Do this: Word for word, repeat the entries, minus the pictures.

Records provided:

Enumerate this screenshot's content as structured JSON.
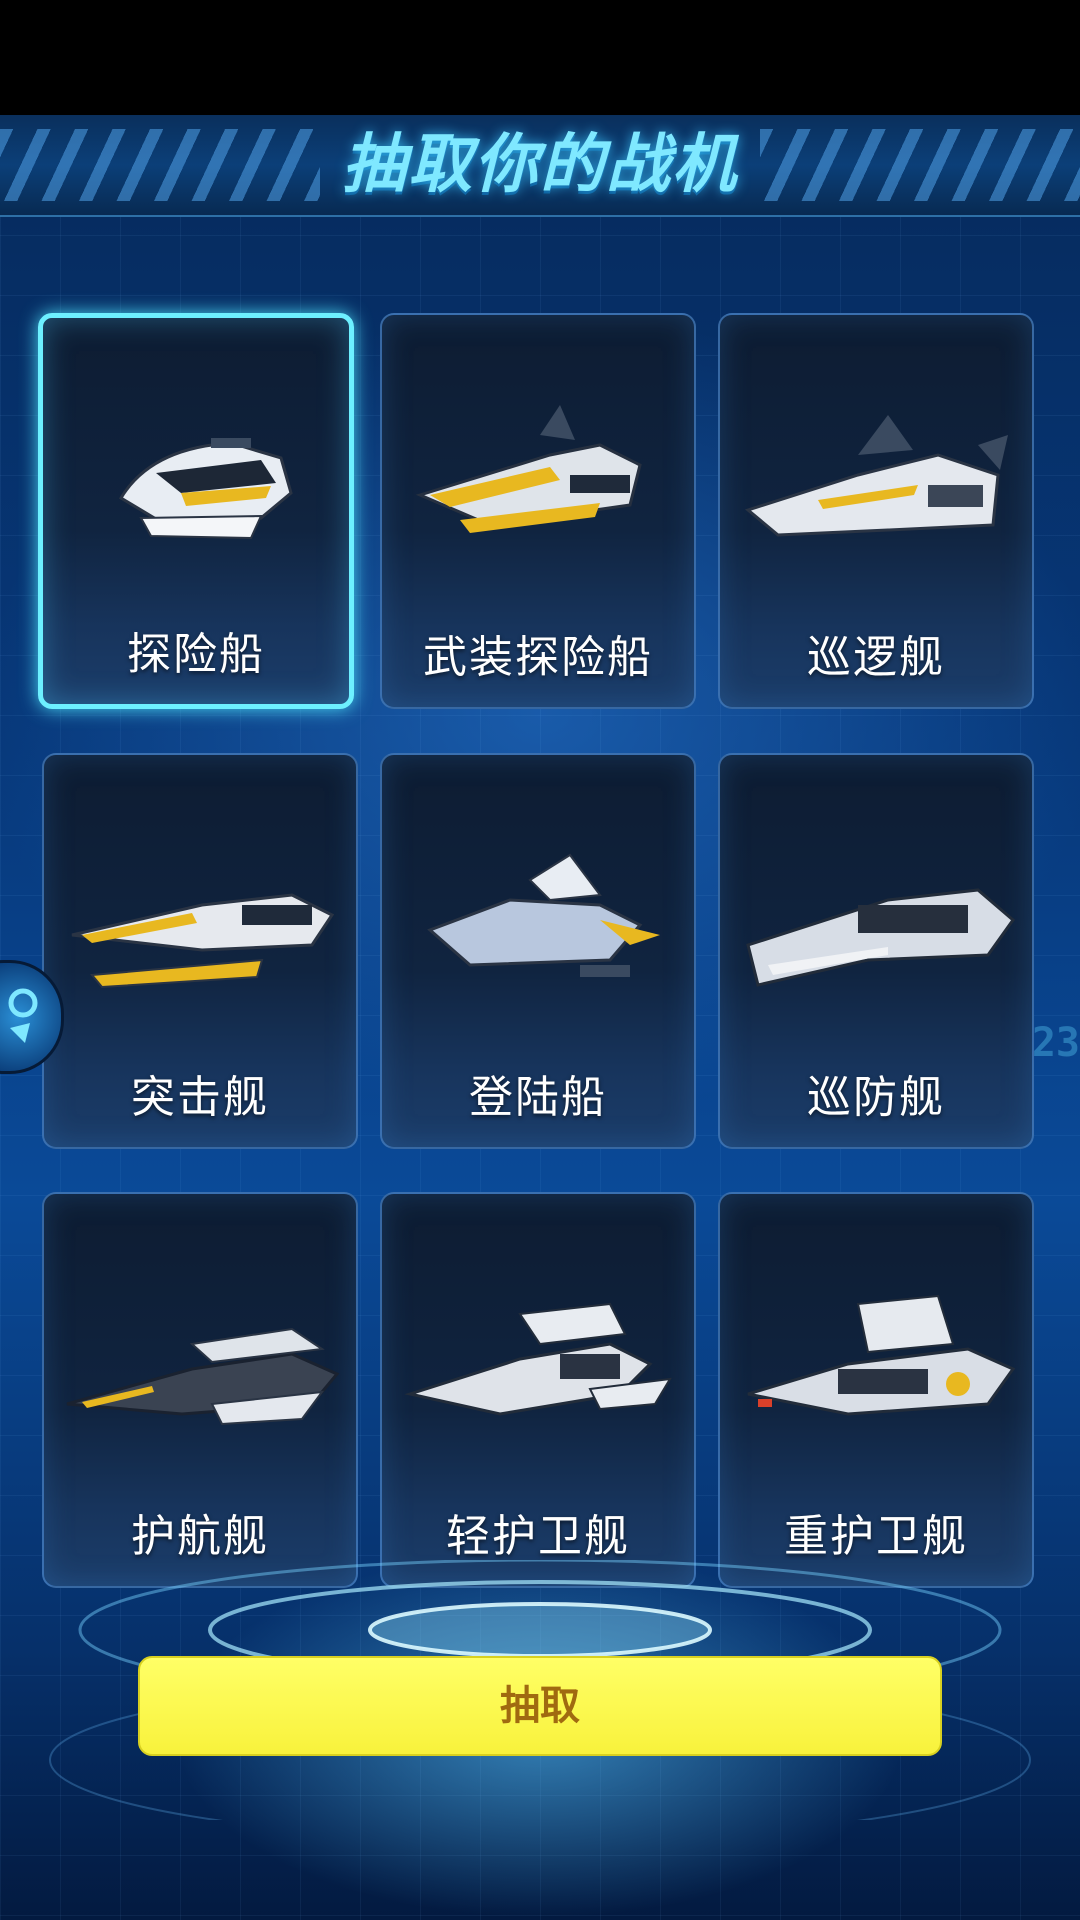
{
  "header": {
    "title": "抽取你的战机"
  },
  "ships": [
    {
      "name": "探险船",
      "selected": true,
      "icon": "explorer-ship-icon"
    },
    {
      "name": "武装探险船",
      "selected": false,
      "icon": "armed-explorer-ship-icon"
    },
    {
      "name": "巡逻舰",
      "selected": false,
      "icon": "patrol-ship-icon"
    },
    {
      "name": "突击舰",
      "selected": false,
      "icon": "assault-ship-icon"
    },
    {
      "name": "登陆船",
      "selected": false,
      "icon": "landing-ship-icon"
    },
    {
      "name": "巡防舰",
      "selected": false,
      "icon": "frigate-ship-icon"
    },
    {
      "name": "护航舰",
      "selected": false,
      "icon": "escort-ship-icon"
    },
    {
      "name": "轻护卫舰",
      "selected": false,
      "icon": "light-corvette-ship-icon"
    },
    {
      "name": "重护卫舰",
      "selected": false,
      "icon": "heavy-corvette-ship-icon"
    }
  ],
  "action": {
    "draw_label": "抽取"
  },
  "side_text": "23",
  "colors": {
    "accent": "#6df0ff",
    "button": "#f8f23c",
    "button_text": "#a06a10",
    "ship_yellow": "#e8b820"
  }
}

Completed exercise:
Enumerate this screenshot's content as structured JSON.
{
  "header": {
    "title": "抽取你的战机"
  },
  "ships": [
    {
      "name": "探险船",
      "selected": true,
      "icon": "explorer-ship-icon"
    },
    {
      "name": "武装探险船",
      "selected": false,
      "icon": "armed-explorer-ship-icon"
    },
    {
      "name": "巡逻舰",
      "selected": false,
      "icon": "patrol-ship-icon"
    },
    {
      "name": "突击舰",
      "selected": false,
      "icon": "assault-ship-icon"
    },
    {
      "name": "登陆船",
      "selected": false,
      "icon": "landing-ship-icon"
    },
    {
      "name": "巡防舰",
      "selected": false,
      "icon": "frigate-ship-icon"
    },
    {
      "name": "护航舰",
      "selected": false,
      "icon": "escort-ship-icon"
    },
    {
      "name": "轻护卫舰",
      "selected": false,
      "icon": "light-corvette-ship-icon"
    },
    {
      "name": "重护卫舰",
      "selected": false,
      "icon": "heavy-corvette-ship-icon"
    }
  ],
  "action": {
    "draw_label": "抽取"
  },
  "side_text": "23",
  "colors": {
    "accent": "#6df0ff",
    "button": "#f8f23c",
    "button_text": "#a06a10",
    "ship_yellow": "#e8b820"
  }
}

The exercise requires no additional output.